* Goal of the exercise:
Output all lines exactly.

* Task data:
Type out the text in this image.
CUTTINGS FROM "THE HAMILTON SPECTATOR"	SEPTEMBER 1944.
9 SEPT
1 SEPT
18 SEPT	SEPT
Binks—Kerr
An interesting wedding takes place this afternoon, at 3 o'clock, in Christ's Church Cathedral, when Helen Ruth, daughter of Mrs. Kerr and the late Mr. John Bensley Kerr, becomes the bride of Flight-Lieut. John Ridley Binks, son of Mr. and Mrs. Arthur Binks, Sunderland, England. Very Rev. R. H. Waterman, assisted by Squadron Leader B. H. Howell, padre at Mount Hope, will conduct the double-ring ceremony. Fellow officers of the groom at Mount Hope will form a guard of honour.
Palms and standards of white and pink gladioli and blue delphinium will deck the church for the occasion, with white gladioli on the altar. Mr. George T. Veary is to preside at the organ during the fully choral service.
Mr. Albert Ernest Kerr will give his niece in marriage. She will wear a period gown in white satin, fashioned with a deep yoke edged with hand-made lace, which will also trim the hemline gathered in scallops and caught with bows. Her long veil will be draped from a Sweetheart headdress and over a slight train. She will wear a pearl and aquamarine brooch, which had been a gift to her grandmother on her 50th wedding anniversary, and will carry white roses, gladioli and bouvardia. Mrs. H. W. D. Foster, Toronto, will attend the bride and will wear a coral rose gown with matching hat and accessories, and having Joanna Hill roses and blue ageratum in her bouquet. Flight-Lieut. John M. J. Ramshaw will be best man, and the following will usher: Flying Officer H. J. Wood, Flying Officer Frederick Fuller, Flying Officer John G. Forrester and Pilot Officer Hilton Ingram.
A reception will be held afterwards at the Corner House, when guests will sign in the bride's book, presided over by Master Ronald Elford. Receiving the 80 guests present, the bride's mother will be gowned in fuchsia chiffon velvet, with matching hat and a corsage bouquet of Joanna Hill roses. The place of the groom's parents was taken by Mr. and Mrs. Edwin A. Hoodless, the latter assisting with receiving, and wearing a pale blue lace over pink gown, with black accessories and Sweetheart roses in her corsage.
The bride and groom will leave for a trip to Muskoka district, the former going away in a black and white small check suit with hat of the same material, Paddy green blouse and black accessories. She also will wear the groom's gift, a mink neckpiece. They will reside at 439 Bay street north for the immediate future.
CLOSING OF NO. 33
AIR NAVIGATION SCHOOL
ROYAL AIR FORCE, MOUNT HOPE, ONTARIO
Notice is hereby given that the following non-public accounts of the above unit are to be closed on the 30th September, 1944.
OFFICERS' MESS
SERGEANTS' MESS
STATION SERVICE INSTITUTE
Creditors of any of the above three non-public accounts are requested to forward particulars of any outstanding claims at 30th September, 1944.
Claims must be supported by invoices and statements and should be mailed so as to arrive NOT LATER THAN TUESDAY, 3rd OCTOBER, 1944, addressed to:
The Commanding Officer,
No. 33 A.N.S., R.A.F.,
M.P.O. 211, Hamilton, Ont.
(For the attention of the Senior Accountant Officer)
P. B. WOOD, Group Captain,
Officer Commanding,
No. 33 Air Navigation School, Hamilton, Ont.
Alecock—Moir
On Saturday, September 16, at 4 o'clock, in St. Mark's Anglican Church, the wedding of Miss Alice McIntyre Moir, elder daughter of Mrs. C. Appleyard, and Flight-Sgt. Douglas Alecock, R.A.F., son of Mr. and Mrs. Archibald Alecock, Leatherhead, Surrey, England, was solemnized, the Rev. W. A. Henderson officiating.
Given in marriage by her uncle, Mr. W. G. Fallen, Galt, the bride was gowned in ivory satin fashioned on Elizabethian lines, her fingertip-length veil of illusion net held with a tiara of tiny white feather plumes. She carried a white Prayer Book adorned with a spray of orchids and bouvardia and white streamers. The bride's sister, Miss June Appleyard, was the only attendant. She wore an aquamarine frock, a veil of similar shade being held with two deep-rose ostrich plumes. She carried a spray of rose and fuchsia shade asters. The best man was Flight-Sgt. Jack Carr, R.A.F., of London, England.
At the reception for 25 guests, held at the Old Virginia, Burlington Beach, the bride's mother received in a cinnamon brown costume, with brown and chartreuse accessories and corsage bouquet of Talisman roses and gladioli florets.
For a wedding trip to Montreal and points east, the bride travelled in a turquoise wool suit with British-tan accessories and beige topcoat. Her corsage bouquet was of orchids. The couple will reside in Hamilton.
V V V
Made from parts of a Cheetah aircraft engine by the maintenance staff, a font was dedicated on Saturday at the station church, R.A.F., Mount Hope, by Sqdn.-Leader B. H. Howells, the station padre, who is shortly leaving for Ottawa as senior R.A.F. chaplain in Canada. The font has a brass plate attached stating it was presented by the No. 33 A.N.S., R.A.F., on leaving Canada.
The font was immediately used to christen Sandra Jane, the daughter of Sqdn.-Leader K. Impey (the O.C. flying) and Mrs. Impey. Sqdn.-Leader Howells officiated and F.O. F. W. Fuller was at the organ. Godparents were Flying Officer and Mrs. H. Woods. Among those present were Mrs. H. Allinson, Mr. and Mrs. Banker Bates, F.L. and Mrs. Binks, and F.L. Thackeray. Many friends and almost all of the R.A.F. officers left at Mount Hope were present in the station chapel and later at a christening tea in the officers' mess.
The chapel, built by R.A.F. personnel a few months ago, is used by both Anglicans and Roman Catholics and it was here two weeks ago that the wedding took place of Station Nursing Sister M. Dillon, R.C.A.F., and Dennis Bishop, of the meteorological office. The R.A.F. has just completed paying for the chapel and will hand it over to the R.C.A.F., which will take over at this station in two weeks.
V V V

* Result for this exercise:
Type out the text in this image.
CUTTINGS FROM "THE HAMILTON SPECTATOR"	SEPTEMBER 1944.
9 SEPT
1 SEPT
18 SEPT	SEPT
Binks—Kerr
An interesting wedding takes place this afternoon, at 3 o'clock, in Christ's Church Cathedral, when Helen Ruth, daughter of Mrs. Kerr and the late Mr. John Bensley Kerr, becomes the bride of Flight-Lieut. John Ridley Binks, son of Mr. and Mrs. Arthur Binks, Sunderland, England. Very Rev. R. H. Waterman, assisted by Squadron Leader B. H. Howell, padre at Mount Hope, will conduct the double-ring ceremony. Fellow officers of the groom at Mount Hope will form a guard of honour.
Palms and standards of white and pink gladioli and blue delphinium will deck the church for the occasion, with white gladioli on the altar. Mr. George T. Veary is to preside at the organ during the fully choral service.
Mr. Albert Ernest Kerr will give his niece in marriage. She will wear a period gown in white satin, fashioned with a deep yoke edged with hand-made lace, which will also trim the hemline gathered in scallops and caught with bows. Her long veil will be draped from a Sweetheart headdress and over a slight train. She will wear a pearl and aquamarine brooch, which had been a gift to her grandmother on her 50th wedding anniversary, and will carry white roses, gladioli and bouvardia. Mrs. H. W. D. Foster, Toronto, will attend the bride and will wear a coral rose gown with matching hat and accessories, and having Joanna Hill roses and blue ageratum in her bouquet. Flight-Lieut. John M. J. Ramshaw will be best man, and the following will usher: Flying Officer H. J. Wood, Flying Officer Frederick Fuller, Flying Officer John G. Forrester and Pilot Officer Hilton Ingram.
A reception will be held afterwards at the Corner House, when guests will sign in the bride's book, presided over by Master Ronald Elford. Receiving the 80 guests present, the bride's mother will be gowned in fuchsia chiffon velvet, with matching hat and a corsage bouquet of Joanna Hill roses. The place of the groom's parents was taken by Mr. and Mrs. Edwin A. Hoodless, the latter assisting with receiving, and wearing a pale blue lace over pink gown, with black accessories and Sweetheart roses in her corsage.
The bride and groom will leave for a trip to Muskoka district, the former going away in a black and white small check suit with hat of the same material, Paddy green blouse and black accessories. She also will wear the groom's gift, a mink neckpiece. They will reside at 439 Bay street north for the immediate future.
CLOSING OF NO. 33
AIR NAVIGATION SCHOOL
ROYAL AIR FORCE, MOUNT HOPE, ONTARIO
Notice is hereby given that the following non-public accounts of the above unit are to be closed on the 30th September, 1944.
OFFICERS' MESS
SERGEANTS' MESS
STATION SERVICE INSTITUTE
Creditors of any of the above three non-public accounts are requested to forward particulars of any outstanding claims at 30th September, 1944.
Claims must be supported by invoices and statements and should be mailed so as to arrive NOT LATER THAN TUESDAY, 3rd OCTOBER, 1944, addressed to:
The Commanding Officer,
No. 33 A.N.S., R.A.F.,
M.P.O. 211, Hamilton, Ont.
(For the attention of the Senior Accountant Officer)
P. B. WOOD, Group Captain,
Officer Commanding,
No. 33 Air Navigation School, Hamilton, Ont.
Alecock—Moir
On Saturday, September 16, at 4 o'clock, in St. Mark's Anglican Church, the wedding of Miss Alice McIntyre Moir, elder daughter of Mrs. C. Appleyard, and Flight-Sgt. Douglas Alecock, R.A.F., son of Mr. and Mrs. Archibald Alecock, Leatherhead, Surrey, England, was solemnized, the Rev. W. A. Henderson officiating.
Given in marriage by her uncle, Mr. W. G. Fallen, Galt, the bride was gowned in ivory satin fashioned on Elizabethian lines, her fingertip-length veil of illusion net held with a tiara of tiny white feather plumes. She carried a white Prayer Book adorned with a spray of orchids and bouvardia and white streamers. The bride's sister, Miss June Appleyard, was the only attendant. She wore an aquamarine frock, a veil of similar shade being held with two deep-rose ostrich plumes. She carried a spray of rose and fuchsia shade asters. The best man was Flight-Sgt. Jack Carr, R.A.F., of London, England.
At the reception for 25 guests, held at the Old Virginia, Burlington Beach, the bride's mother received in a cinnamon brown costume, with brown and chartreuse accessories and corsage bouquet of Talisman roses and gladioli florets.
For a wedding trip to Montreal and points east, the bride travelled in a turquoise wool suit with British-tan accessories and beige topcoat. Her corsage bouquet was of orchids. The couple will reside in Hamilton.
V V V
Made from parts of a Cheetah aircraft engine by the maintenance staff, a font was dedicated on Saturday at the station church, R.A.F., Mount Hope, by Sqdn.-Leader B. H. Howells, the station padre, who is shortly leaving for Ottawa as senior R.A.F. chaplain in Canada. The font has a brass plate attached stating it was presented by the No. 33 A.N.S., R.A.F., on leaving Canada.
The font was immediately used to christen Sandra Jane, the daughter of Sqdn.-Leader K. Impey (the O.C. flying) and Mrs. Impey. Sqdn.-Leader Howells officiated and F.O. F. W. Fuller was at the organ. Godparents were Flying Officer and Mrs. H. Woods. Among those present were Mrs. H. Allinson, Mr. and Mrs. Banker Bates, F.L. and Mrs. Binks, and F.L. Thackeray. Many friends and almost all of the R.A.F. officers left at Mount Hope were present in the station chapel and later at a christening tea in the officers' mess.
The chapel, built by R.A.F. personnel a few months ago, is used by both Anglicans and Roman Catholics and it was here two weeks ago that the wedding took place of Station Nursing Sister M. Dillon, R.C.A.F., and Dennis Bishop, of the meteorological office. The R.A.F. has just completed paying for the chapel and will hand it over to the R.C.A.F., which will take over at this station in two weeks.
V V V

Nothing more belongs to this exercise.